======== SUPPLIED ENTRIES ========
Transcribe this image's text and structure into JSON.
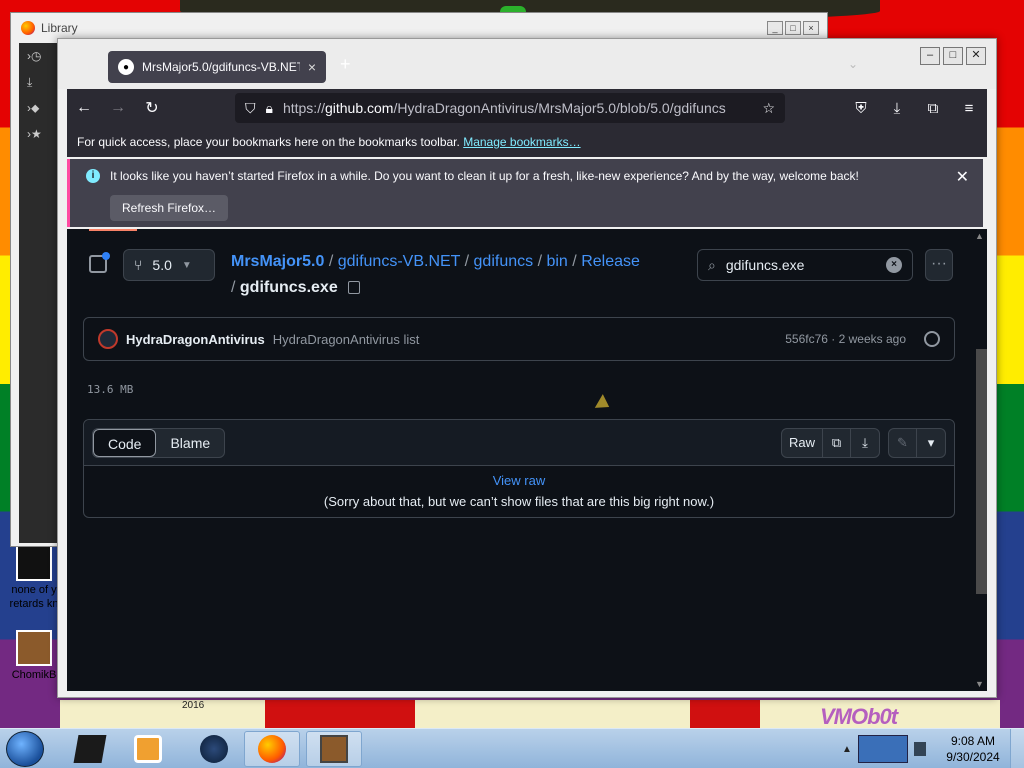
{
  "desktop": {
    "icons": [
      {
        "label": "none of y retards kn"
      },
      {
        "label": "ChomikB"
      }
    ],
    "wallpaper_year": "2016",
    "watermark": "VMOb0t"
  },
  "library_window": {
    "title": "Library"
  },
  "firefox": {
    "tab": {
      "title": "MrsMajor5.0/gdifuncs-VB.NET/",
      "close": "×"
    },
    "new_tab": "+",
    "urlbar": {
      "prefix": "https://",
      "host": "github.com",
      "path": "/HydraDragonAntivirus/MrsMajor5.0/blob/5.0/gdifuncs"
    },
    "bookmarks_bar": {
      "text": "For quick access, place your bookmarks here on the bookmarks toolbar.",
      "link": "Manage bookmarks…"
    },
    "notice": {
      "message": "It looks like you haven’t started Firefox in a while. Do you want to clean it up for a fresh, like-new experience? And by the way, welcome back!",
      "button": "Refresh Firefox…"
    }
  },
  "github": {
    "branch": "5.0",
    "breadcrumb": {
      "repo_owner": "MrsMajor5.0",
      "repo": "gdifuncs-VB.NET",
      "dir1": "gdifuncs",
      "dir2": "bin",
      "dir3": "Release",
      "file": "gdifuncs.exe",
      "sep": "/"
    },
    "search": {
      "value": "gdifuncs.exe"
    },
    "more": "···",
    "commit": {
      "author": "HydraDragonAntivirus",
      "message": "HydraDragonAntivirus list",
      "sha_time": "556fc76 · 2 weeks ago"
    },
    "file_size": "13.6 MB",
    "fileview": {
      "tabs": [
        "Code",
        "Blame"
      ],
      "active_tab": "Code",
      "raw_button": "Raw",
      "view_raw": "View raw",
      "too_big": "(Sorry about that, but we can’t show files that are this big right now.)"
    }
  },
  "taskbar": {
    "clock_time": "9:08 AM",
    "clock_date": "9/30/2024"
  }
}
========
:: PROBLEM STATEMENT ::
Leaving aside the images, write out the entries above word for word.

:: THE ANSWER ::
Transcribe this image's text and structure into JSON.
{
  "desktop": {
    "icons": [
      {
        "label": "none of y retards kn"
      },
      {
        "label": "ChomikB"
      }
    ],
    "wallpaper_year": "2016",
    "watermark": "VMOb0t"
  },
  "library_window": {
    "title": "Library"
  },
  "firefox": {
    "tab": {
      "title": "MrsMajor5.0/gdifuncs-VB.NET/",
      "close": "×"
    },
    "new_tab": "+",
    "urlbar": {
      "prefix": "https://",
      "host": "github.com",
      "path": "/HydraDragonAntivirus/MrsMajor5.0/blob/5.0/gdifuncs"
    },
    "bookmarks_bar": {
      "text": "For quick access, place your bookmarks here on the bookmarks toolbar.",
      "link": "Manage bookmarks…"
    },
    "notice": {
      "message": "It looks like you haven’t started Firefox in a while. Do you want to clean it up for a fresh, like-new experience? And by the way, welcome back!",
      "button": "Refresh Firefox…"
    }
  },
  "github": {
    "branch": "5.0",
    "breadcrumb": {
      "repo_owner": "MrsMajor5.0",
      "repo": "gdifuncs-VB.NET",
      "dir1": "gdifuncs",
      "dir2": "bin",
      "dir3": "Release",
      "file": "gdifuncs.exe",
      "sep": "/"
    },
    "search": {
      "value": "gdifuncs.exe"
    },
    "more": "···",
    "commit": {
      "author": "HydraDragonAntivirus",
      "message": "HydraDragonAntivirus list",
      "sha_time": "556fc76 · 2 weeks ago"
    },
    "file_size": "13.6 MB",
    "fileview": {
      "tabs": [
        "Code",
        "Blame"
      ],
      "active_tab": "Code",
      "raw_button": "Raw",
      "view_raw": "View raw",
      "too_big": "(Sorry about that, but we can’t show files that are this big right now.)"
    }
  },
  "taskbar": {
    "clock_time": "9:08 AM",
    "clock_date": "9/30/2024"
  }
}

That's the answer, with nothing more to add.